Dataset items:
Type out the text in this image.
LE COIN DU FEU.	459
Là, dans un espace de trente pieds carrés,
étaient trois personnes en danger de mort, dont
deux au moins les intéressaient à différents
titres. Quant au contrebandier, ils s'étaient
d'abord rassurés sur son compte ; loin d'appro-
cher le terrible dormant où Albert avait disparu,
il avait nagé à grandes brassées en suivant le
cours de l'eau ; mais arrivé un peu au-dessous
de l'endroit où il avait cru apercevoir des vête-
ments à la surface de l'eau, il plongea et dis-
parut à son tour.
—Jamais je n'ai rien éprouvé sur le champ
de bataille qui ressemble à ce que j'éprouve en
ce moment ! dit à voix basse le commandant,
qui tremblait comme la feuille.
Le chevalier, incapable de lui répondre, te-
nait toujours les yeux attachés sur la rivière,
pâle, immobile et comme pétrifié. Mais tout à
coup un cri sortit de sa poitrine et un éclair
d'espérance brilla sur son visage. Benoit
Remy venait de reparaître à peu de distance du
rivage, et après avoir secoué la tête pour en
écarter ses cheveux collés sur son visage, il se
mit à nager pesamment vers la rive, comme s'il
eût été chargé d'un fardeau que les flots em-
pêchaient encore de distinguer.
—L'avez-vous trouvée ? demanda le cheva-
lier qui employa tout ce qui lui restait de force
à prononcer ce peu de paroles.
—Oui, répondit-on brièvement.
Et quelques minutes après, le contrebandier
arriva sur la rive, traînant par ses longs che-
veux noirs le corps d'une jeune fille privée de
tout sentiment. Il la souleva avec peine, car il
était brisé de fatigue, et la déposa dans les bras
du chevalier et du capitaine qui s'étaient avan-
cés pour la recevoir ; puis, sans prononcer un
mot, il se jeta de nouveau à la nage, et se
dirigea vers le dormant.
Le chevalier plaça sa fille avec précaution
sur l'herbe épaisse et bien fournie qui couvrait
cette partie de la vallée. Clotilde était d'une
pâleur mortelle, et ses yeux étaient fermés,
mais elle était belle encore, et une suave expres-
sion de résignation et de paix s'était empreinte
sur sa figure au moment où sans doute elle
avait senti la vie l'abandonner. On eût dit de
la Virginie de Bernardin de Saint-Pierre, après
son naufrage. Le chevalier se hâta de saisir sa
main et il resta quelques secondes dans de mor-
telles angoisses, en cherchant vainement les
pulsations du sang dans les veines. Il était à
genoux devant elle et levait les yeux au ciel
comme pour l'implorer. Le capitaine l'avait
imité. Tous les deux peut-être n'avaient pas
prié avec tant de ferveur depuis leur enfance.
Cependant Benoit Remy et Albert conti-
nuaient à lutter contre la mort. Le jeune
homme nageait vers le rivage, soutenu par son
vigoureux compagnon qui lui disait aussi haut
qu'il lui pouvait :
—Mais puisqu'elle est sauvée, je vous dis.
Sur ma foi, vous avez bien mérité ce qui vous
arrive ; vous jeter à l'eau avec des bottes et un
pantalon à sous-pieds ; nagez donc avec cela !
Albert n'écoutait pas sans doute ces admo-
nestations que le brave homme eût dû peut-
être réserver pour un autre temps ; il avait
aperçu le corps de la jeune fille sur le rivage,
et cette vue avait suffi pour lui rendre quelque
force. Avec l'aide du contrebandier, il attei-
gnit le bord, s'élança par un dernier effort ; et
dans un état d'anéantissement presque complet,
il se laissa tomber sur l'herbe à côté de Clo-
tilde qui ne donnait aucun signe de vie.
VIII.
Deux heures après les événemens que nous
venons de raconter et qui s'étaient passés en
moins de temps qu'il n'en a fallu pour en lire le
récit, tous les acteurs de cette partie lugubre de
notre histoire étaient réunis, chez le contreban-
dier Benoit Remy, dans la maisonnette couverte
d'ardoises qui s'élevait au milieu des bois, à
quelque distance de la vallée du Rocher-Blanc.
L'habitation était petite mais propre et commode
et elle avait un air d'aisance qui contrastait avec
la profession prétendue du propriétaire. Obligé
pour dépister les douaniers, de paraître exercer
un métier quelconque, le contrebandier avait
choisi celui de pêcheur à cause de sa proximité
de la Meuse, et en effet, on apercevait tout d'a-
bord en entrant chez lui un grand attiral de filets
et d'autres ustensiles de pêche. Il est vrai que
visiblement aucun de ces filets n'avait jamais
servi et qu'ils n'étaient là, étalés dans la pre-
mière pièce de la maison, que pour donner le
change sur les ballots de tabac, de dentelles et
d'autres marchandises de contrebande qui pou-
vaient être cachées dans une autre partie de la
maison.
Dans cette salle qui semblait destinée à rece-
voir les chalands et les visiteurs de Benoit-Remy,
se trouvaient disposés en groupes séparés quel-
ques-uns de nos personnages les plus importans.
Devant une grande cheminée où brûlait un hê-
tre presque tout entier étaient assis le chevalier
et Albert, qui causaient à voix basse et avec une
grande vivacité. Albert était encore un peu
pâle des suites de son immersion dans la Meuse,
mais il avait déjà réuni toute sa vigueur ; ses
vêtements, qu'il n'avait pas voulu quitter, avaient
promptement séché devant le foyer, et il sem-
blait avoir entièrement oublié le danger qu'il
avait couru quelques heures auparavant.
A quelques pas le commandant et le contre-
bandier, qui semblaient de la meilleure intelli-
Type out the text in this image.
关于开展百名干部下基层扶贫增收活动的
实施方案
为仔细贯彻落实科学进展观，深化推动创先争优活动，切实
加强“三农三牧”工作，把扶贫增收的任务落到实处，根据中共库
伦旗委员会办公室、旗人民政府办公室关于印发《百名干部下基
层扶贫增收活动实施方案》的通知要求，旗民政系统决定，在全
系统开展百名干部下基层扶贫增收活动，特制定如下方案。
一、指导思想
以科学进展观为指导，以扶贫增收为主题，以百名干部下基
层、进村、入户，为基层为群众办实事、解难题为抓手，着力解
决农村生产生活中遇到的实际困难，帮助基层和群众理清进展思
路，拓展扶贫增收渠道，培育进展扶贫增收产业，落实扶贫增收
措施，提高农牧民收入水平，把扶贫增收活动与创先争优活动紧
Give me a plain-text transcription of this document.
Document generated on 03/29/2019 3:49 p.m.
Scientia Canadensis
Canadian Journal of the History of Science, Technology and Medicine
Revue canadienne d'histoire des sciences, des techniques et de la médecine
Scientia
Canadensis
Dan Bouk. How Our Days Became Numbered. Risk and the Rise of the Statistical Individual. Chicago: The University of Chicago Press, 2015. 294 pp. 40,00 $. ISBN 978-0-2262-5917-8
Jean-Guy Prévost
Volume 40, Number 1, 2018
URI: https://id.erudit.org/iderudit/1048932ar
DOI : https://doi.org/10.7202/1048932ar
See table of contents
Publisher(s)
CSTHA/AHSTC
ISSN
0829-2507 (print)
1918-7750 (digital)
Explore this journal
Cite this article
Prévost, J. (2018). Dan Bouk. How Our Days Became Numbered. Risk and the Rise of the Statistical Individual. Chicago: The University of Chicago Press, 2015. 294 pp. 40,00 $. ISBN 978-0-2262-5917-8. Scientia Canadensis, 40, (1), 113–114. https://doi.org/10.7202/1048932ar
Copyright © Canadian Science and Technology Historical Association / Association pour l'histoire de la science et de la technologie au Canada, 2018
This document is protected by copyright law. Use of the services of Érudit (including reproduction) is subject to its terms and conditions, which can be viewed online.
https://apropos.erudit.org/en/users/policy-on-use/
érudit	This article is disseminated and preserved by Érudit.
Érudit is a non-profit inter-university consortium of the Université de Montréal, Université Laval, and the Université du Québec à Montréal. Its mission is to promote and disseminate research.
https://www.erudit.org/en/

* **TASK DESCRIPTION**:
Looking at the records above, work out how many lines include the word "pieds", then give that number by itself.

* **RESULT FOR THIS TASK**:
2